==== DATASET ENTRIES

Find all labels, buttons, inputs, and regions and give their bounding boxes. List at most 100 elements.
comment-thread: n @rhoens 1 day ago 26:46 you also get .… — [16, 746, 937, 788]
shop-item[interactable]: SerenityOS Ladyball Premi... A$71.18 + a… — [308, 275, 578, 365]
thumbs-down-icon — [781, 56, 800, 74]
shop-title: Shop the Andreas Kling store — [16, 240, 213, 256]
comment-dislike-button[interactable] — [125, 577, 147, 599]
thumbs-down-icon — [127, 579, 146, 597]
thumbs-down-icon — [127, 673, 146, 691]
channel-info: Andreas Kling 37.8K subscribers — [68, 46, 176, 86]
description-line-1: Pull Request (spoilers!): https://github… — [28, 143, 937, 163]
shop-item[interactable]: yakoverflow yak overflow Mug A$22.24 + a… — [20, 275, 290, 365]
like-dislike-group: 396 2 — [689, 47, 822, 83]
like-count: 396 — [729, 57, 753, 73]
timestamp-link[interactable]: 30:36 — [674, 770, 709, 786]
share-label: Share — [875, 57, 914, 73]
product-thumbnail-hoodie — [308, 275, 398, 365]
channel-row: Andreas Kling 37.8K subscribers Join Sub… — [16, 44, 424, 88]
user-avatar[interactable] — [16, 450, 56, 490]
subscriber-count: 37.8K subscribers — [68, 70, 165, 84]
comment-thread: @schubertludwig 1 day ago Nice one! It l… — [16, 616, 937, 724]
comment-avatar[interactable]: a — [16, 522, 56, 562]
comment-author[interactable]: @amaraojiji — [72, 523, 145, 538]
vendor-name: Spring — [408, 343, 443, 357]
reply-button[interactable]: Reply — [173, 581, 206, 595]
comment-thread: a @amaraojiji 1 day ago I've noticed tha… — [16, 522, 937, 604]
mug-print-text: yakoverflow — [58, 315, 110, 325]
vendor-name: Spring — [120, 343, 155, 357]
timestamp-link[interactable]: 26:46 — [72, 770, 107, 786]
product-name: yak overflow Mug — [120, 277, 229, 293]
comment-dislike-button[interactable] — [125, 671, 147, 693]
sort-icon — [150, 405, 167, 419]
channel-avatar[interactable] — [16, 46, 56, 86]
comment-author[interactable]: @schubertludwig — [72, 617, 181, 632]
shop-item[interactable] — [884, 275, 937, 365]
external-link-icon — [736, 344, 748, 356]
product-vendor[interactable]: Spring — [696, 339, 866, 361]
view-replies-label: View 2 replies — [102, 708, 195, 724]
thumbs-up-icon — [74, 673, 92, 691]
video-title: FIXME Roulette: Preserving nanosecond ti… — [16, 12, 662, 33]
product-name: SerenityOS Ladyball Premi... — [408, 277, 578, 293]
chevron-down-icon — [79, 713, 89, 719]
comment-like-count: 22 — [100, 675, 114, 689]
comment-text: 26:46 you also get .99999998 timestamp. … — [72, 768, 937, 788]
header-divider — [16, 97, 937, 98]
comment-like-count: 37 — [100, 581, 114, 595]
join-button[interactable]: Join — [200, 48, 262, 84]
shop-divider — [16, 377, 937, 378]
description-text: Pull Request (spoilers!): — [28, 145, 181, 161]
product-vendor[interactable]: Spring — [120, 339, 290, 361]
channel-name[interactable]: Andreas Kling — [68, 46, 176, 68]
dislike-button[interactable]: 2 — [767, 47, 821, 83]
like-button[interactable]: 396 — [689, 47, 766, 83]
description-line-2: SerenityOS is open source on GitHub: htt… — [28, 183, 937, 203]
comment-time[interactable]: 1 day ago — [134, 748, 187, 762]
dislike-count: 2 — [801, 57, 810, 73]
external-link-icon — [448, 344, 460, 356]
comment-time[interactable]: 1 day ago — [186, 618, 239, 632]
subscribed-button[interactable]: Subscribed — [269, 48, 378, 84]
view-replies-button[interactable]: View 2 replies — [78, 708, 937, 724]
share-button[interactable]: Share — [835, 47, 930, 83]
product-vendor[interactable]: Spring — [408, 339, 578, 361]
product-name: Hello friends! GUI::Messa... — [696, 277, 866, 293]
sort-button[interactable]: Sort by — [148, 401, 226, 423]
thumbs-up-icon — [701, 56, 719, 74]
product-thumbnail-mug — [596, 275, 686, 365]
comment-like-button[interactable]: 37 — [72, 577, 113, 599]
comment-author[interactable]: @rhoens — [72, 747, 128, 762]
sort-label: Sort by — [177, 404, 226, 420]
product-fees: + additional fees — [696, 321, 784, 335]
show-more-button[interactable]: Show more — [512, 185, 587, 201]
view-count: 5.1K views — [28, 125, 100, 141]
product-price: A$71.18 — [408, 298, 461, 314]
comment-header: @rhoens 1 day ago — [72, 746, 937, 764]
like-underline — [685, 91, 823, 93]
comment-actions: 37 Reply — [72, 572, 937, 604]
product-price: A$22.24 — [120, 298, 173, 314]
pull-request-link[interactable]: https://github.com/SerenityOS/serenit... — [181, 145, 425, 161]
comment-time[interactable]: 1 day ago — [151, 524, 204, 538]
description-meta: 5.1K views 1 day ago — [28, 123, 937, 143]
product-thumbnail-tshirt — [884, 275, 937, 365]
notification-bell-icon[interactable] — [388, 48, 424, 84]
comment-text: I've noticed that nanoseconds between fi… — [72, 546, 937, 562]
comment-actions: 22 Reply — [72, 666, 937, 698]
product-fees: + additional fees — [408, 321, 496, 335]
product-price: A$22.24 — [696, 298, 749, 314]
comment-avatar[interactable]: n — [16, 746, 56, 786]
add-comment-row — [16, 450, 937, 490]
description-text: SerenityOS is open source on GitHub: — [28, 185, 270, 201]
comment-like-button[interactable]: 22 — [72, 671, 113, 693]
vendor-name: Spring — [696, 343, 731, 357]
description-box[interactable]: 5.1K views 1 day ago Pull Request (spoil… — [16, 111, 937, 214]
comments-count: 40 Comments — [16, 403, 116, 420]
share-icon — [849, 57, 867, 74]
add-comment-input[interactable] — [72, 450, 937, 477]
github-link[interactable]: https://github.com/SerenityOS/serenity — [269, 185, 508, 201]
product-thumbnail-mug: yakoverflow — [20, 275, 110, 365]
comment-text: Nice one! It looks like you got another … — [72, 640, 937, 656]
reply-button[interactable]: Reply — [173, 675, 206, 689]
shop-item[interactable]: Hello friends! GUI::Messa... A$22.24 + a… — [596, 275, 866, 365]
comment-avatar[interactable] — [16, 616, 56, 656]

========

PROBLEM TO SOLVE:
Reproduce the material above in full, replacing every occurrence of "Spring" with "Teespring" and leaving everything else unchanged.

COMPLETED EXERCISE:
Find all labels, buttons, inputs, and regions and give their bounding boxes. List at most 100 elements.
comment-thread: n @rhoens 1 day ago 26:46 you also get .… — [16, 746, 937, 788]
shop-item[interactable]: SerenityOS Ladyball Premi... A$71.18 + a… — [308, 275, 578, 365]
thumbs-down-icon — [781, 56, 800, 74]
shop-title: Shop the Andreas Kling store — [16, 240, 213, 256]
comment-dislike-button[interactable] — [125, 577, 147, 599]
thumbs-down-icon — [127, 579, 146, 597]
thumbs-down-icon — [127, 673, 146, 691]
channel-info: Andreas Kling 37.8K subscribers — [68, 46, 176, 86]
description-line-1: Pull Request (spoilers!): https://github… — [28, 143, 937, 163]
shop-item[interactable]: yakoverflow yak overflow Mug A$22.24 + a… — [20, 275, 290, 365]
like-dislike-group: 396 2 — [689, 47, 822, 83]
like-count: 396 — [729, 57, 753, 73]
timestamp-link[interactable]: 30:36 — [674, 770, 709, 786]
share-label: Share — [875, 57, 914, 73]
product-thumbnail-hoodie — [308, 275, 398, 365]
channel-row: Andreas Kling 37.8K subscribers Join Sub… — [16, 44, 424, 88]
user-avatar[interactable] — [16, 450, 56, 490]
subscriber-count: 37.8K subscribers — [68, 70, 165, 84]
comment-thread: @schubertludwig 1 day ago Nice one! It l… — [16, 616, 937, 724]
comment-avatar[interactable]: a — [16, 522, 56, 562]
comment-author[interactable]: @amaraojiji — [72, 523, 145, 538]
vendor-name: Teespring — [408, 343, 443, 357]
reply-button[interactable]: Reply — [173, 581, 206, 595]
comment-thread: a @amaraojiji 1 day ago I've noticed tha… — [16, 522, 937, 604]
mug-print-text: yakoverflow — [58, 315, 110, 325]
vendor-name: Teespring — [120, 343, 155, 357]
timestamp-link[interactable]: 26:46 — [72, 770, 107, 786]
product-name: yak overflow Mug — [120, 277, 229, 293]
comment-dislike-button[interactable] — [125, 671, 147, 693]
sort-icon — [150, 405, 167, 419]
channel-avatar[interactable] — [16, 46, 56, 86]
comment-author[interactable]: @schubertludwig — [72, 617, 181, 632]
shop-item[interactable] — [884, 275, 937, 365]
external-link-icon — [736, 344, 748, 356]
product-vendor[interactable]: Teespring — [696, 339, 866, 361]
view-replies-label: View 2 replies — [102, 708, 195, 724]
thumbs-up-icon — [74, 673, 92, 691]
video-title: FIXME Roulette: Preserving nanosecond ti… — [16, 12, 662, 33]
product-name: SerenityOS Ladyball Premi... — [408, 277, 578, 293]
chevron-down-icon — [79, 713, 89, 719]
comment-like-count: 22 — [100, 675, 114, 689]
comment-text: 26:46 you also get .99999998 timestamp. … — [72, 768, 937, 788]
header-divider — [16, 97, 937, 98]
comment-like-count: 37 — [100, 581, 114, 595]
join-button[interactable]: Join — [200, 48, 262, 84]
shop-divider — [16, 377, 937, 378]
description-text: Pull Request (spoilers!): — [28, 145, 181, 161]
product-vendor[interactable]: Teespring — [120, 339, 290, 361]
channel-name[interactable]: Andreas Kling — [68, 46, 176, 68]
dislike-button[interactable]: 2 — [767, 47, 821, 83]
like-button[interactable]: 396 — [689, 47, 766, 83]
description-line-2: SerenityOS is open source on GitHub: htt… — [28, 183, 937, 203]
comment-time[interactable]: 1 day ago — [134, 748, 187, 762]
dislike-count: 2 — [801, 57, 810, 73]
external-link-icon — [448, 344, 460, 356]
comment-time[interactable]: 1 day ago — [186, 618, 239, 632]
subscribed-button[interactable]: Subscribed — [269, 48, 378, 84]
view-replies-button[interactable]: View 2 replies — [78, 708, 937, 724]
share-button[interactable]: Share — [835, 47, 930, 83]
product-vendor[interactable]: Teespring — [408, 339, 578, 361]
product-name: Hello friends! GUI::Messa... — [696, 277, 866, 293]
sort-button[interactable]: Sort by — [148, 401, 226, 423]
thumbs-up-icon — [701, 56, 719, 74]
product-thumbnail-mug — [596, 275, 686, 365]
comment-like-button[interactable]: 37 — [72, 577, 113, 599]
comment-author[interactable]: @rhoens — [72, 747, 128, 762]
sort-label: Sort by — [177, 404, 226, 420]
product-fees: + additional fees — [696, 321, 784, 335]
show-more-button[interactable]: Show more — [512, 185, 587, 201]
view-count: 5.1K views — [28, 125, 100, 141]
product-price: A$71.18 — [408, 298, 461, 314]
comment-header: @rhoens 1 day ago — [72, 746, 937, 764]
like-underline — [685, 91, 823, 93]
comment-actions: 37 Reply — [72, 572, 937, 604]
product-price: A$22.24 — [120, 298, 173, 314]
pull-request-link[interactable]: https://github.com/SerenityOS/serenit... — [181, 145, 425, 161]
comment-time[interactable]: 1 day ago — [151, 524, 204, 538]
description-meta: 5.1K views 1 day ago — [28, 123, 937, 143]
product-thumbnail-tshirt — [884, 275, 937, 365]
notification-bell-icon[interactable] — [388, 48, 424, 84]
comment-text: I've noticed that nanoseconds between fi… — [72, 546, 937, 562]
comment-actions: 22 Reply — [72, 666, 937, 698]
product-fees: + additional fees — [408, 321, 496, 335]
product-price: A$22.24 — [696, 298, 749, 314]
comment-avatar[interactable]: n — [16, 746, 56, 786]
add-comment-row — [16, 450, 937, 490]
description-text: SerenityOS is open source on GitHub: — [28, 185, 270, 201]
comment-like-button[interactable]: 22 — [72, 671, 113, 693]
vendor-name: Teespring — [696, 343, 731, 357]
description-box[interactable]: 5.1K views 1 day ago Pull Request (spoil… — [16, 111, 937, 214]
comments-count: 40 Comments — [16, 403, 116, 420]
share-icon — [849, 57, 867, 74]
add-comment-input[interactable] — [72, 450, 937, 477]
github-link[interactable]: https://github.com/SerenityOS/serenity — [269, 185, 508, 201]
product-thumbnail-mug: yakoverflow — [20, 275, 110, 365]
comment-text: Nice one! It looks like you got another … — [72, 640, 937, 656]
reply-button[interactable]: Reply — [173, 675, 206, 689]
shop-item[interactable]: Hello friends! GUI::Messa... A$22.24 + a… — [596, 275, 866, 365]
comment-avatar[interactable] — [16, 616, 56, 656]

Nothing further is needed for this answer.